Work out how many lines have "best" in them. Give only that number.

[Begin PROVIDED RECORDS]

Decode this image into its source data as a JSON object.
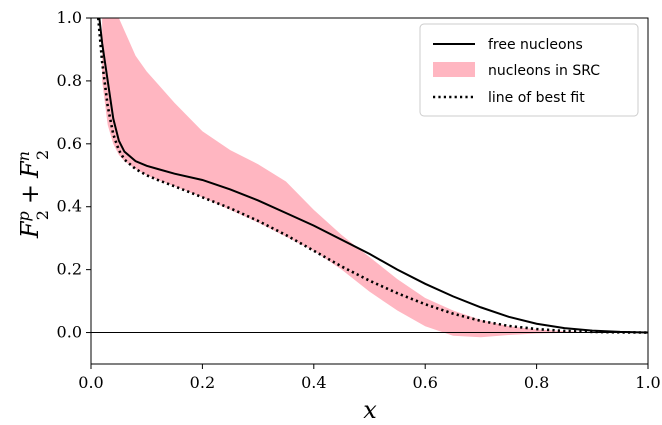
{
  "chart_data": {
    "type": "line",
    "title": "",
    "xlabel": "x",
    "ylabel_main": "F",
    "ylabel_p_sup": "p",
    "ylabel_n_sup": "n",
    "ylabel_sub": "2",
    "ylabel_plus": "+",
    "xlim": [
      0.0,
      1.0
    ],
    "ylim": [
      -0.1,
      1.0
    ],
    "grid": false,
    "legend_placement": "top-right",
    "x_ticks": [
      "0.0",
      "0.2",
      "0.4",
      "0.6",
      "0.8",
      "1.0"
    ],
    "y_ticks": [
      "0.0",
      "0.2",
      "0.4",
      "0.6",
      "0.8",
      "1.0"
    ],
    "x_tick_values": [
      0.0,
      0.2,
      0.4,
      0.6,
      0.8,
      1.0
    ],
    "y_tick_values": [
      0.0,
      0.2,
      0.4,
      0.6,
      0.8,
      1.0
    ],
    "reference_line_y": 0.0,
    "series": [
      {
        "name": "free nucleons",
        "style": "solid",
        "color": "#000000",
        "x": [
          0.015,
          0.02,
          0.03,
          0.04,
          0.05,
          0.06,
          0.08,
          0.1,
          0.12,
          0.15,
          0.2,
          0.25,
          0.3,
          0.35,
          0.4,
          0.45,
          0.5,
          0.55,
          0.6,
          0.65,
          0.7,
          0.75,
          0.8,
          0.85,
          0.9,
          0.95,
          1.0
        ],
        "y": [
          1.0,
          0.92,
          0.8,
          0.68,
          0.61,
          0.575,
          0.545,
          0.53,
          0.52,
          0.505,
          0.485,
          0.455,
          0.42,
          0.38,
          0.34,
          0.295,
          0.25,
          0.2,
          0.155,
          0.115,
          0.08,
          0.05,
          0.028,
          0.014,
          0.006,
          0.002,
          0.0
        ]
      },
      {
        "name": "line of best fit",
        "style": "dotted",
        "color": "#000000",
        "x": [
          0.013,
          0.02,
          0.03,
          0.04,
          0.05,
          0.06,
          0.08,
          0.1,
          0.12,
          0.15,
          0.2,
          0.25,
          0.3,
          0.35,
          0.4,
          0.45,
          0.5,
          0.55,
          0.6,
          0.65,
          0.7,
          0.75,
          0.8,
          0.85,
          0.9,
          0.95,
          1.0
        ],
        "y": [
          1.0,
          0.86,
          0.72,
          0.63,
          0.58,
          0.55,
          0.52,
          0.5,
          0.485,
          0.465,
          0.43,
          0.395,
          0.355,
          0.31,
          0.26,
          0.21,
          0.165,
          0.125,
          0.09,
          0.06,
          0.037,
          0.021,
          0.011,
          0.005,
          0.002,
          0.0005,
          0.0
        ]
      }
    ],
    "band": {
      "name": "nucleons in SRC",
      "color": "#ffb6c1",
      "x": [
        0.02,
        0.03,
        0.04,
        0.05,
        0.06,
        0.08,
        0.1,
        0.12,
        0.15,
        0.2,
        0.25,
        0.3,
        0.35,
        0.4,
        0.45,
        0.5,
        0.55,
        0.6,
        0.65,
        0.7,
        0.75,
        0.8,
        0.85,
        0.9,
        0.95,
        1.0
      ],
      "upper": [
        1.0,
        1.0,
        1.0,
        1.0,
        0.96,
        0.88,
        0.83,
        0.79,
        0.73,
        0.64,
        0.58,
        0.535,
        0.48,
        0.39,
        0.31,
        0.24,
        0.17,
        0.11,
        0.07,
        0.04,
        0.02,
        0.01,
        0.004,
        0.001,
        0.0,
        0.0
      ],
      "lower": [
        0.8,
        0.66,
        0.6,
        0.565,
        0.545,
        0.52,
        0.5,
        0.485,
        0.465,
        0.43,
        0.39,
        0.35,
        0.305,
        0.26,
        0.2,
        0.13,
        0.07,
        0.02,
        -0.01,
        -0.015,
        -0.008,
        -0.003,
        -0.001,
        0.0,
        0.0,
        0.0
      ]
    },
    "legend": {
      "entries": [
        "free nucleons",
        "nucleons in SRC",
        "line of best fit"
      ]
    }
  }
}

[End PROVIDED RECORDS]

■ FULL OUTPUT ■
2